=== PROVIDED ENTRIES ===

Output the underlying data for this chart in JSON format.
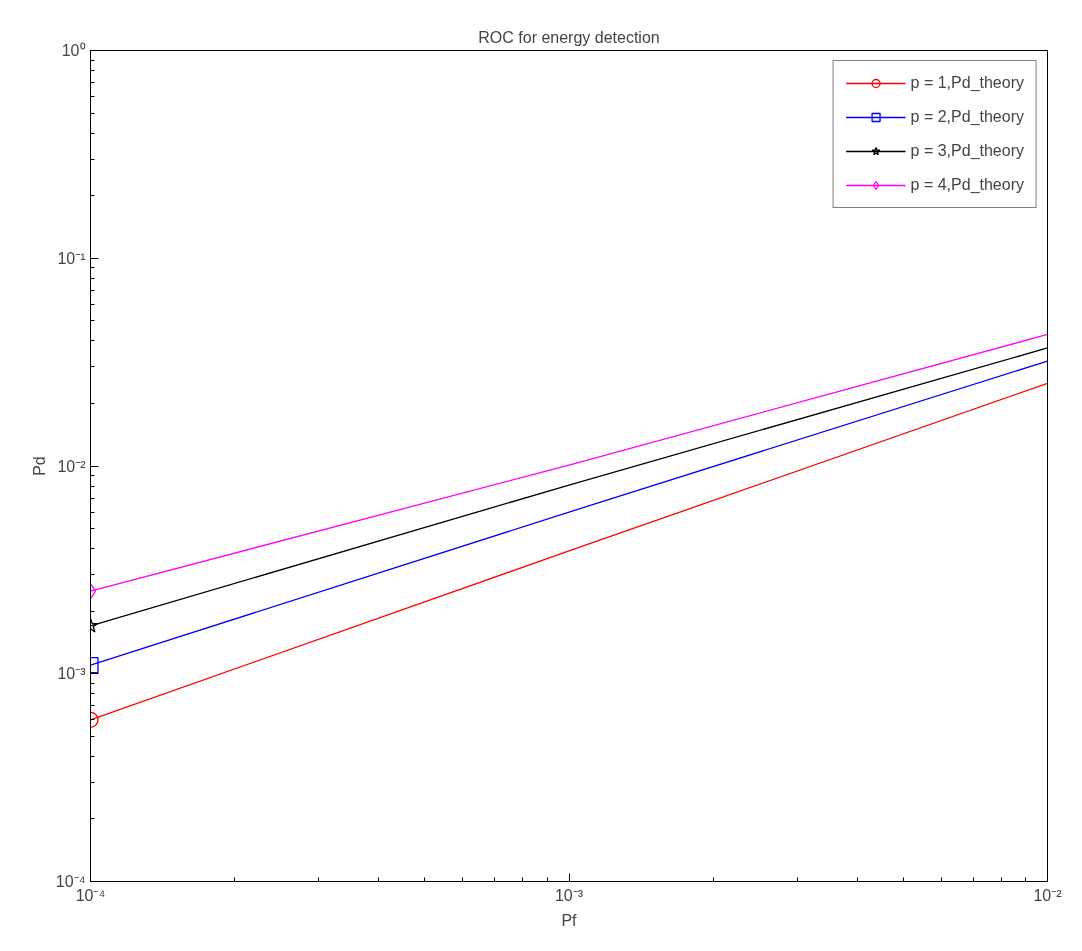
{
  "chart_data": {
    "type": "line",
    "title": "ROC for energy detection",
    "xlabel": "Pf",
    "ylabel": "Pd",
    "x": [
      0.0001,
      0.001,
      0.01
    ],
    "series": [
      {
        "name": "p = 1,Pd_theory",
        "color": "#ff0000",
        "marker": "none",
        "values": [
          0.0006,
          0.0039,
          0.025
        ]
      },
      {
        "name": "p = 2,Pd_theory",
        "color": "#0000ff",
        "marker": "none",
        "values": [
          0.0011,
          0.006,
          0.032
        ]
      },
      {
        "name": "p = 3,Pd_theory",
        "color": "#000000",
        "marker": "none",
        "values": [
          0.0017,
          0.0081,
          0.037
        ]
      },
      {
        "name": "p = 4,Pd_theory",
        "color": "#ff00ff",
        "marker": "none",
        "values": [
          0.0025,
          0.0101,
          0.043
        ]
      },
      {
        "type": "scatter",
        "color": "#ff0000",
        "marker": "circle",
        "values": [
          0.0006,
          null,
          null
        ]
      },
      {
        "type": "scatter",
        "color": "#0000ff",
        "marker": "square",
        "values": [
          0.0011,
          null,
          null
        ]
      },
      {
        "type": "scatter",
        "color": "#000000",
        "marker": "star",
        "values": [
          0.0017,
          null,
          null
        ]
      },
      {
        "type": "scatter",
        "color": "#ff00ff",
        "marker": "diamond",
        "values": [
          0.0025,
          null,
          null
        ]
      }
    ],
    "log": "xy",
    "grid": false,
    "legend": "top right",
    "line_style": "solid",
    "xlim": [
      0.0001,
      0.01
    ],
    "ylim": [
      0.0001,
      1
    ],
    "xticks": [
      {
        "value": 0.0001,
        "label": "10⁻⁴"
      },
      {
        "value": 0.001,
        "label": "10⁻³"
      },
      {
        "value": 0.01,
        "label": "10⁻²"
      }
    ],
    "yticks": [
      {
        "value": 0.0001,
        "label": "10⁻⁴"
      },
      {
        "value": 0.001,
        "label": "10⁻³"
      },
      {
        "value": 0.01,
        "label": "10⁻²"
      },
      {
        "value": 0.1,
        "label": "10⁻¹"
      },
      {
        "value": 1,
        "label": "10⁰"
      }
    ]
  }
}
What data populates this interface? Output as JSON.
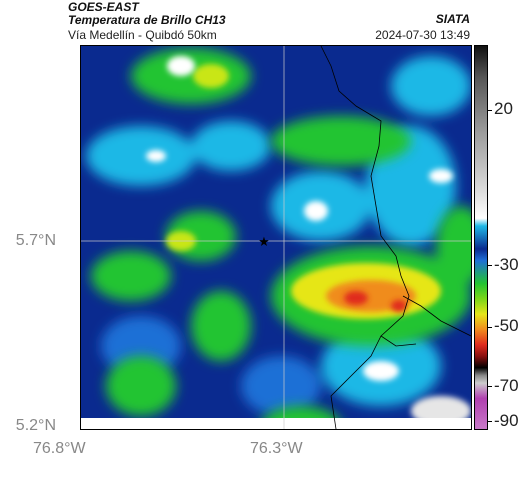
{
  "header": {
    "line1": "GOES-EAST",
    "line2": "Temperatura de Brillo CH13",
    "line3": "Vía Medellín - Quibdó 50km",
    "agency": "SIATA",
    "timestamp": "2024-07-30 13:49"
  },
  "axes": {
    "lat_ticks": [
      "5.7°N",
      "5.2°N"
    ],
    "lon_ticks": [
      "76.8°W",
      "76.3°W"
    ]
  },
  "colorbar": {
    "ticks": [
      "20",
      "-30",
      "-50",
      "-70",
      "-90"
    ]
  },
  "legend_colors": {
    "warm_surface": "#ffffff",
    "dark_blue": "#0a2a8f",
    "light_blue": "#1fb8e6",
    "green": "#22c432",
    "yellow": "#e6e619",
    "orange": "#f08c1e",
    "red": "#e02b1e"
  },
  "map": {
    "marker_icon": "star-icon"
  }
}
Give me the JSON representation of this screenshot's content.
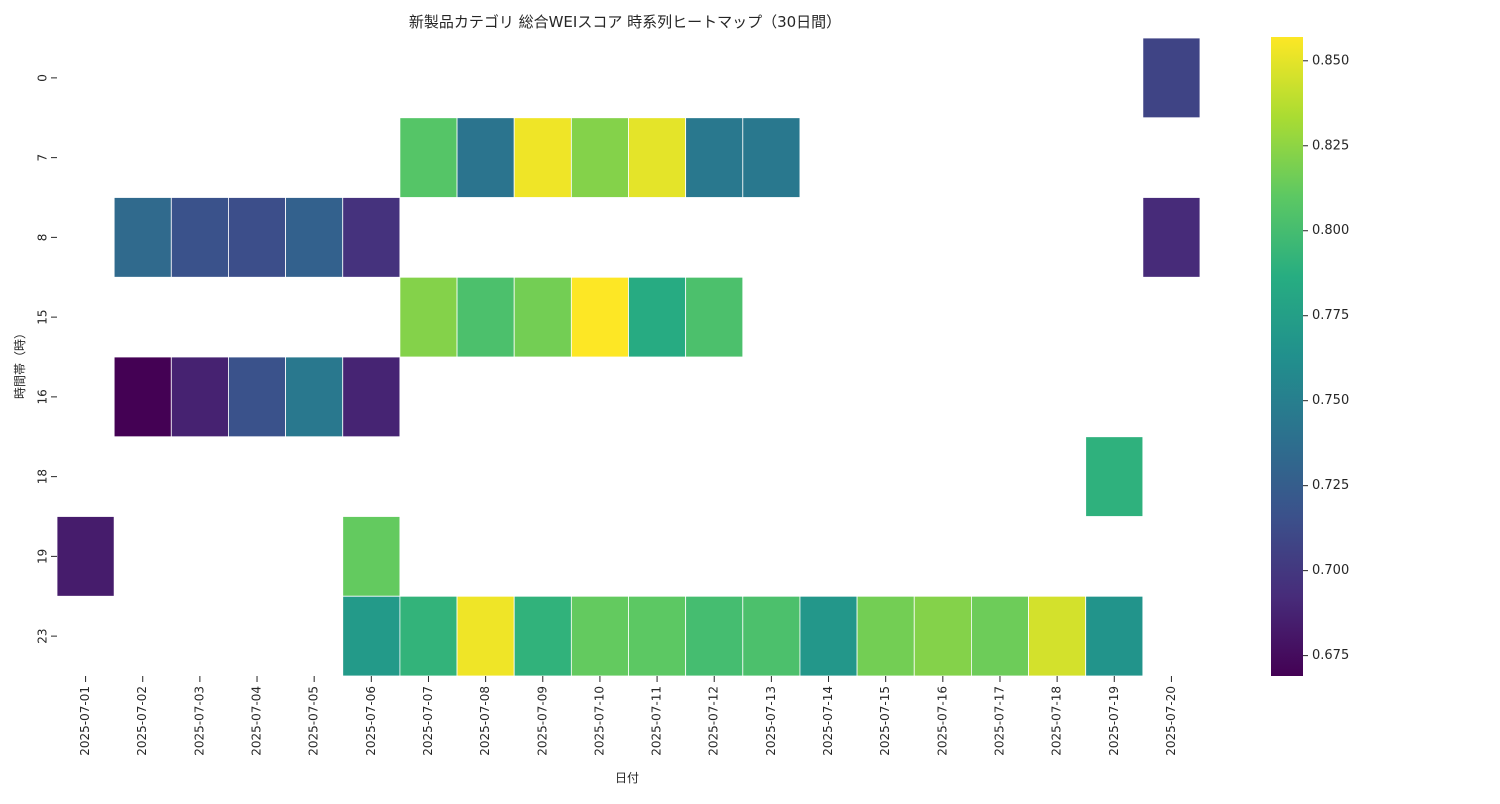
{
  "chart_data": {
    "type": "heatmap",
    "title": "新製品カテゴリ 総合WEIスコア 時系列ヒートマップ（30日間）",
    "xlabel": "日付",
    "ylabel": "時間帯（時）",
    "x_categories": [
      "2025-07-01",
      "2025-07-02",
      "2025-07-03",
      "2025-07-04",
      "2025-07-05",
      "2025-07-06",
      "2025-07-07",
      "2025-07-08",
      "2025-07-09",
      "2025-07-10",
      "2025-07-11",
      "2025-07-12",
      "2025-07-13",
      "2025-07-14",
      "2025-07-15",
      "2025-07-16",
      "2025-07-17",
      "2025-07-18",
      "2025-07-19",
      "2025-07-20"
    ],
    "y_categories": [
      "0",
      "7",
      "8",
      "15",
      "16",
      "18",
      "19",
      "23"
    ],
    "colormap": "viridis",
    "colorbar": {
      "min": 0.669,
      "max": 0.857,
      "ticks": [
        0.675,
        0.7,
        0.725,
        0.75,
        0.775,
        0.8,
        0.825,
        0.85
      ],
      "tick_labels": [
        "0.675",
        "0.700",
        "0.725",
        "0.750",
        "0.775",
        "0.800",
        "0.825",
        "0.850"
      ]
    },
    "values": [
      [
        null,
        null,
        null,
        null,
        null,
        null,
        null,
        null,
        null,
        null,
        null,
        null,
        null,
        null,
        null,
        null,
        null,
        null,
        null,
        0.708
      ],
      [
        null,
        null,
        null,
        null,
        null,
        null,
        0.807,
        0.742,
        0.853,
        0.822,
        0.85,
        0.745,
        0.745,
        null,
        null,
        null,
        null,
        null,
        null,
        null
      ],
      [
        null,
        0.734,
        0.717,
        0.714,
        0.728,
        0.696,
        null,
        null,
        null,
        null,
        null,
        null,
        null,
        null,
        null,
        null,
        null,
        null,
        null,
        0.692
      ],
      [
        null,
        null,
        null,
        null,
        null,
        null,
        0.822,
        0.803,
        0.817,
        0.857,
        0.785,
        0.803,
        null,
        null,
        null,
        null,
        null,
        null,
        null,
        null
      ],
      [
        null,
        0.669,
        0.687,
        0.717,
        0.745,
        0.688,
        null,
        null,
        null,
        null,
        null,
        null,
        null,
        null,
        null,
        null,
        null,
        null,
        null,
        null
      ],
      [
        null,
        null,
        null,
        null,
        null,
        null,
        null,
        null,
        null,
        null,
        null,
        null,
        null,
        null,
        null,
        null,
        null,
        null,
        0.79,
        null
      ],
      [
        0.684,
        null,
        null,
        null,
        null,
        0.812,
        null,
        null,
        null,
        null,
        null,
        null,
        null,
        null,
        null,
        null,
        null,
        null,
        null,
        null
      ],
      [
        null,
        null,
        null,
        null,
        null,
        0.771,
        0.792,
        0.853,
        0.791,
        0.812,
        0.81,
        0.8,
        0.803,
        0.769,
        0.817,
        0.822,
        0.815,
        0.845,
        0.766,
        null
      ]
    ]
  }
}
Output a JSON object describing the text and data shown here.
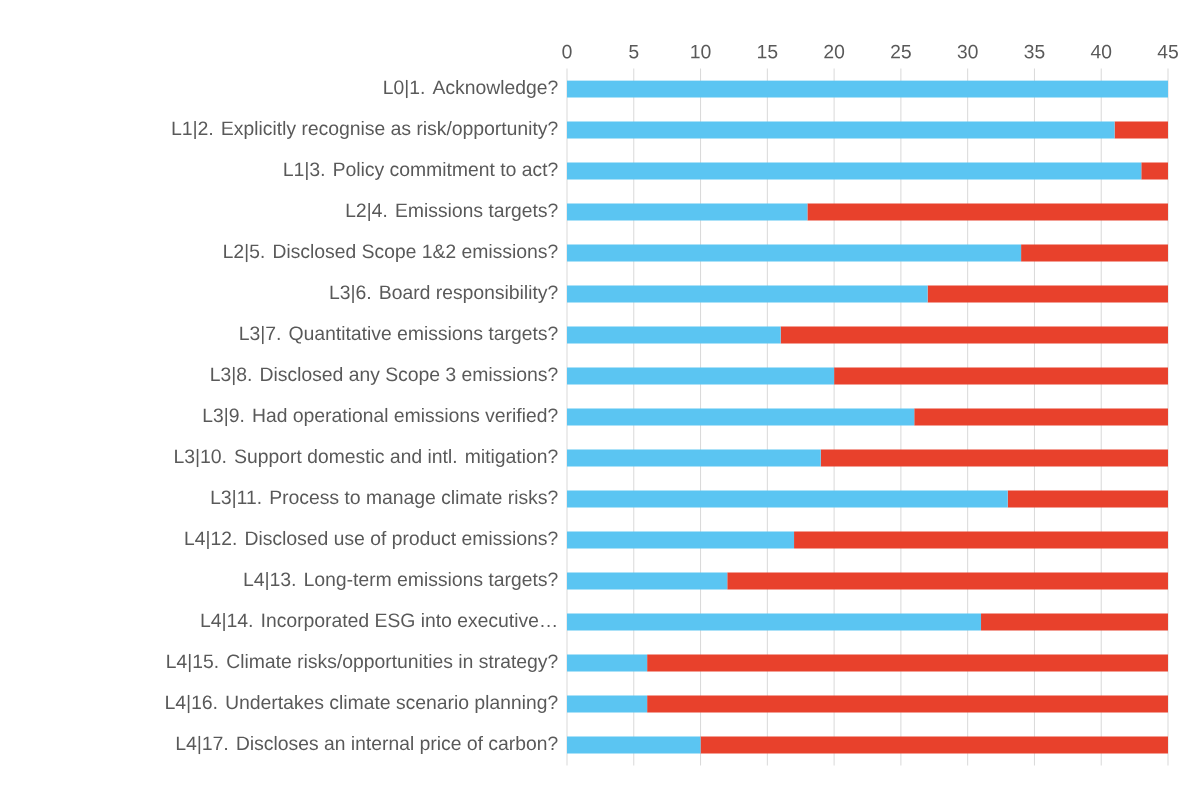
{
  "chart_data": {
    "type": "bar",
    "orientation": "horizontal",
    "stacked": true,
    "grid": "x",
    "categories": [
      "L0|1. Acknowledge?",
      "L1|2. Explicitly recognise as risk/opportunity?",
      "L1|3. Policy commitment to act?",
      "L2|4. Emissions targets?",
      "L2|5. Disclosed Scope 1&2 emissions?",
      "L3|6. Board responsibility?",
      "L3|7. Quantitative emissions targets?",
      "L3|8. Disclosed any Scope 3 emissions?",
      "L3|9. Had operational emissions verified?",
      "L3|10. Support domestic and intl. mitigation?",
      "L3|11. Process to manage climate risks?",
      "L4|12. Disclosed use of product emissions?",
      "L4|13. Long-term emissions targets?",
      "L4|14. Incorporated ESG into executive…",
      "L4|15. Climate risks/opportunities in strategy?",
      "L4|16. Undertakes climate scenario planning?",
      "L4|17. Discloses an internal price of carbon?"
    ],
    "series": [
      {
        "color": "#5bc5f2",
        "values": [
          45,
          41,
          43,
          18,
          34,
          27,
          16,
          20,
          26,
          19,
          33,
          17,
          12,
          31,
          6,
          6,
          10
        ]
      },
      {
        "color": "#e8412c",
        "values": [
          0,
          4,
          2,
          27,
          11,
          18,
          29,
          25,
          19,
          26,
          12,
          28,
          33,
          14,
          39,
          39,
          35
        ]
      }
    ],
    "xlim": [
      0,
      45
    ],
    "xticks": [
      0,
      5,
      10,
      15,
      20,
      25,
      30,
      35,
      40,
      45
    ]
  }
}
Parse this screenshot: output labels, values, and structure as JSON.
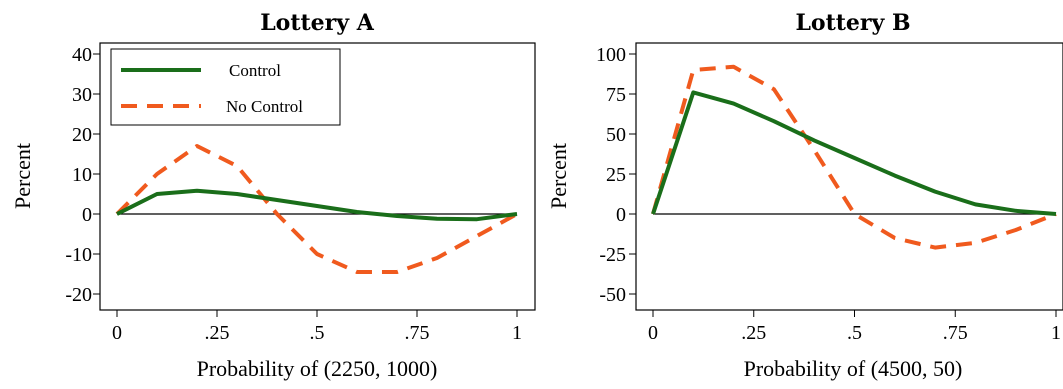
{
  "colors": {
    "control": "#1a6e1a",
    "no_control": "#f05a1e",
    "zero_line": "#000000"
  },
  "chart_data": [
    {
      "type": "line",
      "title": "Lottery A",
      "xlabel": "Probability of (2250, 1000)",
      "ylabel": "Percent",
      "xlim": [
        0,
        1
      ],
      "ylim": [
        -20,
        40
      ],
      "xticks": [
        0,
        0.25,
        0.5,
        0.75,
        1
      ],
      "xtick_labels": [
        "0",
        ".25",
        ".5",
        ".75",
        "1"
      ],
      "yticks": [
        40,
        30,
        20,
        10,
        0,
        -10,
        -20
      ],
      "ytick_labels": [
        "40",
        "30",
        "20",
        "10",
        "0",
        "-10",
        "-20"
      ],
      "legend": {
        "position": "top-left",
        "entries": [
          "Control",
          "No Control"
        ]
      },
      "x": [
        0,
        0.1,
        0.2,
        0.3,
        0.4,
        0.5,
        0.6,
        0.7,
        0.8,
        0.9,
        1.0
      ],
      "series": [
        {
          "name": "Control",
          "style": "solid",
          "values": [
            0,
            5,
            5.8,
            5,
            3.5,
            2,
            0.5,
            -0.5,
            -1.2,
            -1.3,
            0
          ]
        },
        {
          "name": "No Control",
          "style": "dashed",
          "values": [
            0,
            10,
            17,
            12,
            0,
            -10,
            -14.5,
            -14.5,
            -11,
            -5.5,
            0
          ]
        }
      ]
    },
    {
      "type": "line",
      "title": "Lottery B",
      "xlabel": "Probability of (4500, 50)",
      "ylabel": "Percent",
      "xlim": [
        0,
        1
      ],
      "ylim": [
        -60,
        100
      ],
      "xticks": [
        0,
        0.25,
        0.5,
        0.75,
        1
      ],
      "xtick_labels": [
        "0",
        ".25",
        ".5",
        ".75",
        "1"
      ],
      "yticks": [
        100,
        75,
        50,
        25,
        0,
        -25,
        -50
      ],
      "ytick_labels": [
        "100",
        "75",
        "50",
        "25",
        "0",
        "-25",
        "-50"
      ],
      "legend": null,
      "x": [
        0,
        0.1,
        0.2,
        0.3,
        0.4,
        0.5,
        0.6,
        0.7,
        0.8,
        0.9,
        1.0
      ],
      "series": [
        {
          "name": "Control",
          "style": "solid",
          "values": [
            0,
            76,
            69,
            58,
            46,
            35,
            24,
            14,
            6,
            2,
            0
          ]
        },
        {
          "name": "No Control",
          "style": "dashed",
          "values": [
            0,
            90,
            92,
            78,
            40,
            0,
            -15,
            -21,
            -18,
            -10,
            0
          ]
        }
      ]
    }
  ]
}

===

Pull every line holding "risks" out of the records.

* _ANSWER_:
      "L3|11. Process to manage climate risks?",
      "L4|15. Climate risks/opportunities in strategy?",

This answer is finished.